Collected data:
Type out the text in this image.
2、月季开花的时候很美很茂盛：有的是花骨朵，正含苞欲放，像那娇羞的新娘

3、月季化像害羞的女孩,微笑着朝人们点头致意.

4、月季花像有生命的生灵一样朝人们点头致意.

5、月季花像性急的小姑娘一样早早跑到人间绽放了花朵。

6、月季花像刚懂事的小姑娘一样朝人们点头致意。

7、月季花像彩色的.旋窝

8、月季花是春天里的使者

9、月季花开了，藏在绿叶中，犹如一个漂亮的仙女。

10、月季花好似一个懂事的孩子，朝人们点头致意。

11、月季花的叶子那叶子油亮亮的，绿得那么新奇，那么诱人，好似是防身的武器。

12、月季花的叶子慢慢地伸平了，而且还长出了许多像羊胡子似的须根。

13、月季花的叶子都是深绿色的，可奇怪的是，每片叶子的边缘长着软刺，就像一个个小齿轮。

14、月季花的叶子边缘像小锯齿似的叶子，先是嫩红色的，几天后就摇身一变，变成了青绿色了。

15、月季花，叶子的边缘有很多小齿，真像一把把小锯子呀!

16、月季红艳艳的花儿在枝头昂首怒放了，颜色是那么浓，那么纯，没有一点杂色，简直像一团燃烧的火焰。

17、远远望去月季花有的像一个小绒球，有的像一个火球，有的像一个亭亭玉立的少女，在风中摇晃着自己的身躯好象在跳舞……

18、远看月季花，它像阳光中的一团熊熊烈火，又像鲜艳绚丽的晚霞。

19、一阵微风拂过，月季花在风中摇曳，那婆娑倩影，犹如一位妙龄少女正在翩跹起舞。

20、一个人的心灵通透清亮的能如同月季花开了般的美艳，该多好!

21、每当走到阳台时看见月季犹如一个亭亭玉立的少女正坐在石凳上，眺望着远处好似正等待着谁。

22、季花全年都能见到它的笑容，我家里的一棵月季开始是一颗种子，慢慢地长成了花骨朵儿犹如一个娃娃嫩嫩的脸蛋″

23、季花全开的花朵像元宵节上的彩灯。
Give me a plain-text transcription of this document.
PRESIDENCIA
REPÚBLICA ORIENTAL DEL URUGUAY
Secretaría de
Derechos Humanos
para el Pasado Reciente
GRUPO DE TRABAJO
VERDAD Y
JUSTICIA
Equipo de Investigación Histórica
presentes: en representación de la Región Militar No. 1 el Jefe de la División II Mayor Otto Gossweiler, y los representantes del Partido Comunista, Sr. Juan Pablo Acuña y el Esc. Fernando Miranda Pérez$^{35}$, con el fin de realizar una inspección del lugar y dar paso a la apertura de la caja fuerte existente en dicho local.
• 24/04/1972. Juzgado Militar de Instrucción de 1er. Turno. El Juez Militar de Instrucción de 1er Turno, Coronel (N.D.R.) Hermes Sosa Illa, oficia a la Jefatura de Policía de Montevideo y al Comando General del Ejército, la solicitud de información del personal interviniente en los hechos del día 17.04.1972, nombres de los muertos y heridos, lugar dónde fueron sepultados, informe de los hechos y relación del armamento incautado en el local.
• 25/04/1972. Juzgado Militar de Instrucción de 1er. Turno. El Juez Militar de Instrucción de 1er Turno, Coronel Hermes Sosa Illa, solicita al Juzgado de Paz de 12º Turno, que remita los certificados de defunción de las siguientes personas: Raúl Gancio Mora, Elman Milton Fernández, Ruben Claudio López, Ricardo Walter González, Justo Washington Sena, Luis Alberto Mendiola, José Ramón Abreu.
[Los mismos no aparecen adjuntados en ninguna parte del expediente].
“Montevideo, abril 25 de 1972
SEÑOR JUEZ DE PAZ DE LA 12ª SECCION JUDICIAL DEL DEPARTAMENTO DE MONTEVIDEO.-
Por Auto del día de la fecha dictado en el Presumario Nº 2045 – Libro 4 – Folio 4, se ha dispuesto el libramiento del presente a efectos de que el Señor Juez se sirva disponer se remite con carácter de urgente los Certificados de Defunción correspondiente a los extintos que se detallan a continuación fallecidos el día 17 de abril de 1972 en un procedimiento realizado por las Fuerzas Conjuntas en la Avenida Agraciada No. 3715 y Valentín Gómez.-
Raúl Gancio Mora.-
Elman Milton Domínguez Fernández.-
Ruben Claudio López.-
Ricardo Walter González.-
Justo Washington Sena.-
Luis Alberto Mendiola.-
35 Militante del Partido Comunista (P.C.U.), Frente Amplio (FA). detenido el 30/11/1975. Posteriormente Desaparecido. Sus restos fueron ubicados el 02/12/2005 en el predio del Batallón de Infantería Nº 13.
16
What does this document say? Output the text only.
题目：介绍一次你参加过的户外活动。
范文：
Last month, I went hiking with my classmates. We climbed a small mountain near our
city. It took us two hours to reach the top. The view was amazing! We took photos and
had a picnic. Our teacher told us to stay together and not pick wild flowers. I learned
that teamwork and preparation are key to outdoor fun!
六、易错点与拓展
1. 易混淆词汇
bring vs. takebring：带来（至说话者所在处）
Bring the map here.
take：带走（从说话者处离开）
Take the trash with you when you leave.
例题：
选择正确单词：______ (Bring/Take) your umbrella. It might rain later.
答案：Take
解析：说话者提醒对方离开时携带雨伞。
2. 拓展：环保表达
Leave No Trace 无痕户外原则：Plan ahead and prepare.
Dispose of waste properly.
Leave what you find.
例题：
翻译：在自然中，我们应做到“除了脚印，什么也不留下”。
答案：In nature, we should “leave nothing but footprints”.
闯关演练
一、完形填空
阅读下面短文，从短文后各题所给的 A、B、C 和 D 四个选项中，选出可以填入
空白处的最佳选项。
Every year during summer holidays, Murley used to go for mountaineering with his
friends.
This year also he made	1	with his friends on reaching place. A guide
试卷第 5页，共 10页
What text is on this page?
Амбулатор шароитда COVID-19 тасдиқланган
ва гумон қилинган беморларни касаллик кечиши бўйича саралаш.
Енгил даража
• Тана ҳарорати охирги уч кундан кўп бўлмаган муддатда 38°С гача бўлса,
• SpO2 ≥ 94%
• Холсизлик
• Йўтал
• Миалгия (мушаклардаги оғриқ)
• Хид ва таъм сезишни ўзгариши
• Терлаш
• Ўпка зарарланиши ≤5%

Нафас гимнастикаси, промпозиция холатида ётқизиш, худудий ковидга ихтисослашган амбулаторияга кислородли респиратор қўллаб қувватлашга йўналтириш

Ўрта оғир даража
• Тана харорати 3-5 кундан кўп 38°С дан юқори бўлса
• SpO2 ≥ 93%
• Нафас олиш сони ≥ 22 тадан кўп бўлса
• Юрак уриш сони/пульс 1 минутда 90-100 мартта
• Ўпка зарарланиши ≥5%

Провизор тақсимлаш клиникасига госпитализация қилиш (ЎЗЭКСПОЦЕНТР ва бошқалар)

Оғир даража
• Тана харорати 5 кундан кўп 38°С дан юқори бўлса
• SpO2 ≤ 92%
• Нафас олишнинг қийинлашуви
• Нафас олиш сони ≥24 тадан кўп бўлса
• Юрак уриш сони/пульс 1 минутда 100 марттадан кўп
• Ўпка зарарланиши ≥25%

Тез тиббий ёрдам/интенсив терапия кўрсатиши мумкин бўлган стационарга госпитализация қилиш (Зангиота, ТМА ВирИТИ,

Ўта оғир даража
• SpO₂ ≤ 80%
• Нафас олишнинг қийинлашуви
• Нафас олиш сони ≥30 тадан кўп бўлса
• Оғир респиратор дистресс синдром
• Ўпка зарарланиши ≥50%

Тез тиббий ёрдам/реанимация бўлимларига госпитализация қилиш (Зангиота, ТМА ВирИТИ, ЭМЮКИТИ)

* **Problem requirements**
Please output the entire listing exactly as it stands.

* **Written solution**
Type out the text in this image.
2、月季开花的时候很美很茂盛：有的是花骨朵，正含苞欲放，像那娇羞的新娘

3、月季化像害羞的女孩,微笑着朝人们点头致意.

4、月季花像有生命的生灵一样朝人们点头致意.

5、月季花像性急的小姑娘一样早早跑到人间绽放了花朵。

6、月季花像刚懂事的小姑娘一样朝人们点头致意。

7、月季花像彩色的.旋窝

8、月季花是春天里的使者

9、月季花开了，藏在绿叶中，犹如一个漂亮的仙女。

10、月季花好似一个懂事的孩子，朝人们点头致意。

11、月季花的叶子那叶子油亮亮的，绿得那么新奇，那么诱人，好似是防身的武器。

12、月季花的叶子慢慢地伸平了，而且还长出了许多像羊胡子似的须根。

13、月季花的叶子都是深绿色的，可奇怪的是，每片叶子的边缘长着软刺，就像一个个小齿轮。

14、月季花的叶子边缘像小锯齿似的叶子，先是嫩红色的，几天后就摇身一变，变成了青绿色了。

15、月季花，叶子的边缘有很多小齿，真像一把把小锯子呀!

16、月季红艳艳的花儿在枝头昂首怒放了，颜色是那么浓，那么纯，没有一点杂色，简直像一团燃烧的火焰。

17、远远望去月季花有的像一个小绒球，有的像一个火球，有的像一个亭亭玉立的少女，在风中摇晃着自己的身躯好象在跳舞……

18、远看月季花，它像阳光中的一团熊熊烈火，又像鲜艳绚丽的晚霞。

19、一阵微风拂过，月季花在风中摇曳，那婆娑倩影，犹如一位妙龄少女正在翩跹起舞。

20、一个人的心灵通透清亮的能如同月季花开了般的美艳，该多好!

21、每当走到阳台时看见月季犹如一个亭亭玉立的少女正坐在石凳上，眺望着远处好似正等待着谁。

22、季花全年都能见到它的笑容，我家里的一棵月季开始是一颗种子，慢慢地长成了花骨朵儿犹如一个娃娃嫩嫩的脸蛋″

23、季花全开的花朵像元宵节上的彩灯。
Give me a plain-text transcription of this document.
PRESIDENCIA
REPÚBLICA ORIENTAL DEL URUGUAY
Secretaría de
Derechos Humanos
para el Pasado Reciente
GRUPO DE TRABAJO
VERDAD Y
JUSTICIA
Equipo de Investigación Histórica
presentes: en representación de la Región Militar No. 1 el Jefe de la División II Mayor Otto Gossweiler, y los representantes del Partido Comunista, Sr. Juan Pablo Acuña y el Esc. Fernando Miranda Pérez$^{35}$, con el fin de realizar una inspección del lugar y dar paso a la apertura de la caja fuerte existente en dicho local.
• 24/04/1972. Juzgado Militar de Instrucción de 1er. Turno. El Juez Militar de Instrucción de 1er Turno, Coronel (N.D.R.) Hermes Sosa Illa, oficia a la Jefatura de Policía de Montevideo y al Comando General del Ejército, la solicitud de información del personal interviniente en los hechos del día 17.04.1972, nombres de los muertos y heridos, lugar dónde fueron sepultados, informe de los hechos y relación del armamento incautado en el local.
• 25/04/1972. Juzgado Militar de Instrucción de 1er. Turno. El Juez Militar de Instrucción de 1er Turno, Coronel Hermes Sosa Illa, solicita al Juzgado de Paz de 12º Turno, que remita los certificados de defunción de las siguientes personas: Raúl Gancio Mora, Elman Milton Fernández, Ruben Claudio López, Ricardo Walter González, Justo Washington Sena, Luis Alberto Mendiola, José Ramón Abreu.
[Los mismos no aparecen adjuntados en ninguna parte del expediente].
“Montevideo, abril 25 de 1972
SEÑOR JUEZ DE PAZ DE LA 12ª SECCION JUDICIAL DEL DEPARTAMENTO DE MONTEVIDEO.-
Por Auto del día de la fecha dictado en el Presumario Nº 2045 – Libro 4 – Folio 4, se ha dispuesto el libramiento del presente a efectos de que el Señor Juez se sirva disponer se remite con carácter de urgente los Certificados de Defunción correspondiente a los extintos que se detallan a continuación fallecidos el día 17 de abril de 1972 en un procedimiento realizado por las Fuerzas Conjuntas en la Avenida Agraciada No. 3715 y Valentín Gómez.-
Raúl Gancio Mora.-
Elman Milton Domínguez Fernández.-
Ruben Claudio López.-
Ricardo Walter González.-
Justo Washington Sena.-
Luis Alberto Mendiola.-
35 Militante del Partido Comunista (P.C.U.), Frente Amplio (FA). detenido el 30/11/1975. Posteriormente Desaparecido. Sus restos fueron ubicados el 02/12/2005 en el predio del Batallón de Infantería Nº 13.
16
What does this document say? Output the text only.
题目：介绍一次你参加过的户外活动。
范文：
Last month, I went hiking with my classmates. We climbed a small mountain near our
city. It took us two hours to reach the top. The view was amazing! We took photos and
had a picnic. Our teacher told us to stay together and not pick wild flowers. I learned
that teamwork and preparation are key to outdoor fun!
六、易错点与拓展
1. 易混淆词汇
bring vs. takebring：带来（至说话者所在处）
Bring the map here.
take：带走（从说话者处离开）
Take the trash with you when you leave.
例题：
选择正确单词：______ (Bring/Take) your umbrella. It might rain later.
答案：Take
解析：说话者提醒对方离开时携带雨伞。
2. 拓展：环保表达
Leave No Trace 无痕户外原则：Plan ahead and prepare.
Dispose of waste properly.
Leave what you find.
例题：
翻译：在自然中，我们应做到“除了脚印，什么也不留下”。
答案：In nature, we should “leave nothing but footprints”.
闯关演练
一、完形填空
阅读下面短文，从短文后各题所给的 A、B、C 和 D 四个选项中，选出可以填入
空白处的最佳选项。
Every year during summer holidays, Murley used to go for mountaineering with his
friends.
This year also he made	1	with his friends on reaching place. A guide
试卷第 5页，共 10页
What text is on this page?
Амбулатор шароитда COVID-19 тасдиқланган
ва гумон қилинган беморларни касаллик кечиши бўйича саралаш.
Енгил даража
• Тана ҳарорати охирги уч кундан кўп бўлмаган муддатда 38°С гача бўлса,
• SpO2 ≥ 94%
• Холсизлик
• Йўтал
• Миалгия (мушаклардаги оғриқ)
• Хид ва таъм сезишни ўзгариши
• Терлаш
• Ўпка зарарланиши ≤5%

Нафас гимнастикаси, промпозиция холатида ётқизиш, худудий ковидга ихтисослашган амбулаторияга кислородли респиратор қўллаб қувватлашга йўналтириш

Ўрта оғир даража
• Тана харорати 3-5 кундан кўп 38°С дан юқори бўлса
• SpO2 ≥ 93%
• Нафас олиш сони ≥ 22 тадан кўп бўлса
• Юрак уриш сони/пульс 1 минутда 90-100 мартта
• Ўпка зарарланиши ≥5%

Провизор тақсимлаш клиникасига госпитализация қилиш (ЎЗЭКСПОЦЕНТР ва бошқалар)

Оғир даража
• Тана харорати 5 кундан кўп 38°С дан юқори бўлса
• SpO2 ≤ 92%
• Нафас олишнинг қийинлашуви
• Нафас олиш сони ≥24 тадан кўп бўлса
• Юрак уриш сони/пульс 1 минутда 100 марттадан кўп
• Ўпка зарарланиши ≥25%

Тез тиббий ёрдам/интенсив терапия кўрсатиши мумкин бўлган стационарга госпитализация қилиш (Зангиота, ТМА ВирИТИ,

Ўта оғир даража
• SpO₂ ≤ 80%
• Нафас олишнинг қийинлашуви
• Нафас олиш сони ≥30 тадан кўп бўлса
• Оғир респиратор дистресс синдром
• Ўпка зарарланиши ≥50%

Тез тиббий ёрдам/реанимация бўлимларига госпитализация қилиш (Зангиота, ТМА ВирИТИ, ЭМЮКИТИ)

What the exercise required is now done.